• **WORK REQUIRED**: Check every line below for the word "this" and copy the ones that have it.

• **EXERCISE DATA**:
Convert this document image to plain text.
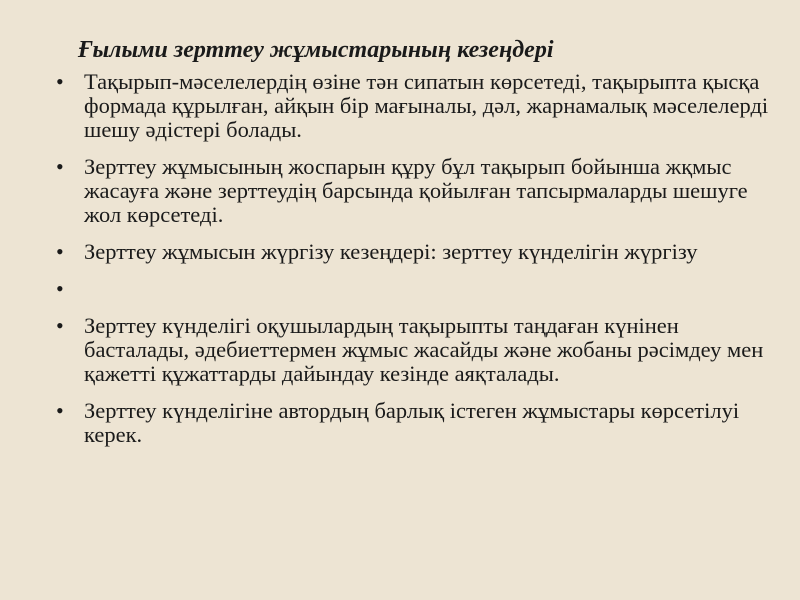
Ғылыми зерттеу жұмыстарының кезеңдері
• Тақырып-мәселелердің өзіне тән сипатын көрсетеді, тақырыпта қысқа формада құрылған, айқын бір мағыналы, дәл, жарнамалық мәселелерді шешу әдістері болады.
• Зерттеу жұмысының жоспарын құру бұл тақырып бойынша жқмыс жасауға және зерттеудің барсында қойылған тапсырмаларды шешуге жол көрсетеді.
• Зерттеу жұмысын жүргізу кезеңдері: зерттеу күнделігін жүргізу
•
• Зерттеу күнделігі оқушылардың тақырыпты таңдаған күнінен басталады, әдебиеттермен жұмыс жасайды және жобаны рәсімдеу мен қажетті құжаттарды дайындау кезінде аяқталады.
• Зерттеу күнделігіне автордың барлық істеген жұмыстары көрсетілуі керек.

---

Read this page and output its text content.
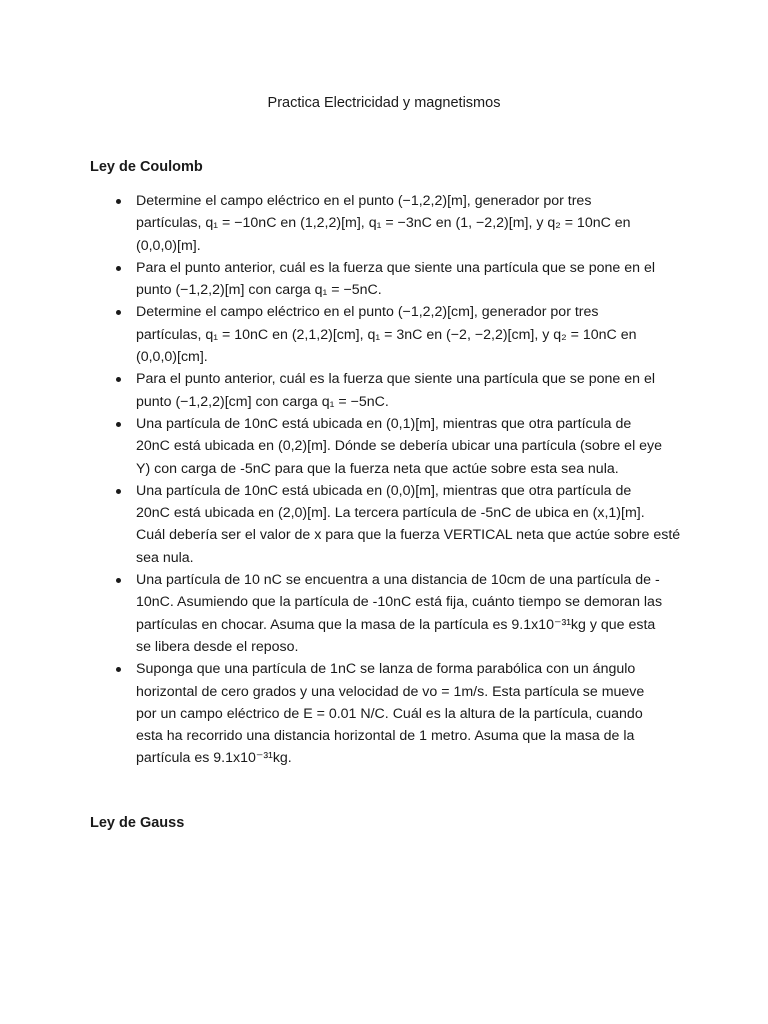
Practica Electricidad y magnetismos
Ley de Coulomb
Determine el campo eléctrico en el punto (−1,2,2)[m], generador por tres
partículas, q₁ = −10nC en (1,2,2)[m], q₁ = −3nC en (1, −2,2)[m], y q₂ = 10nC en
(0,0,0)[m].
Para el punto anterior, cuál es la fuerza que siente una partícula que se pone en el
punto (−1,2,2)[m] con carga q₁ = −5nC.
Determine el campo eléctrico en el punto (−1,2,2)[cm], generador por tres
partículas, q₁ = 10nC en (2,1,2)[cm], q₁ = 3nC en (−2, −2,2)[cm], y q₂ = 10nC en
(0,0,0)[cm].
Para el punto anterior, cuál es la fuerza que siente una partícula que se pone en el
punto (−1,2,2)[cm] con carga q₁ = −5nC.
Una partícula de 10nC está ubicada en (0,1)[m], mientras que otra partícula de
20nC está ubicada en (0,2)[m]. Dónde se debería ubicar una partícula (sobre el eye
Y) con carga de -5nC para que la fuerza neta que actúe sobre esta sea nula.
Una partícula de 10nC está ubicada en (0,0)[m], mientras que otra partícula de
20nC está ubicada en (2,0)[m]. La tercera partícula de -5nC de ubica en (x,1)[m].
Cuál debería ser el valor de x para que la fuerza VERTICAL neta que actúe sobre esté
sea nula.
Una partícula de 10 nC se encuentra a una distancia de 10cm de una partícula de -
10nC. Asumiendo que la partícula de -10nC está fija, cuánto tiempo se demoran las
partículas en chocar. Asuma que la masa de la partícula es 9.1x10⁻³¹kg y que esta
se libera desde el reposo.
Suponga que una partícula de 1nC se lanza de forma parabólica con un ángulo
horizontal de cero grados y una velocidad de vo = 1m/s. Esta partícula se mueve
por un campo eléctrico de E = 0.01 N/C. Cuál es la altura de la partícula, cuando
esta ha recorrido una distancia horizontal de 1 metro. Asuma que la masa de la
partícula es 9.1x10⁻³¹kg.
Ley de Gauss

• **ANSWER TO THE TASK**:
Convert this document image to plain text.
Read this page and output its text content.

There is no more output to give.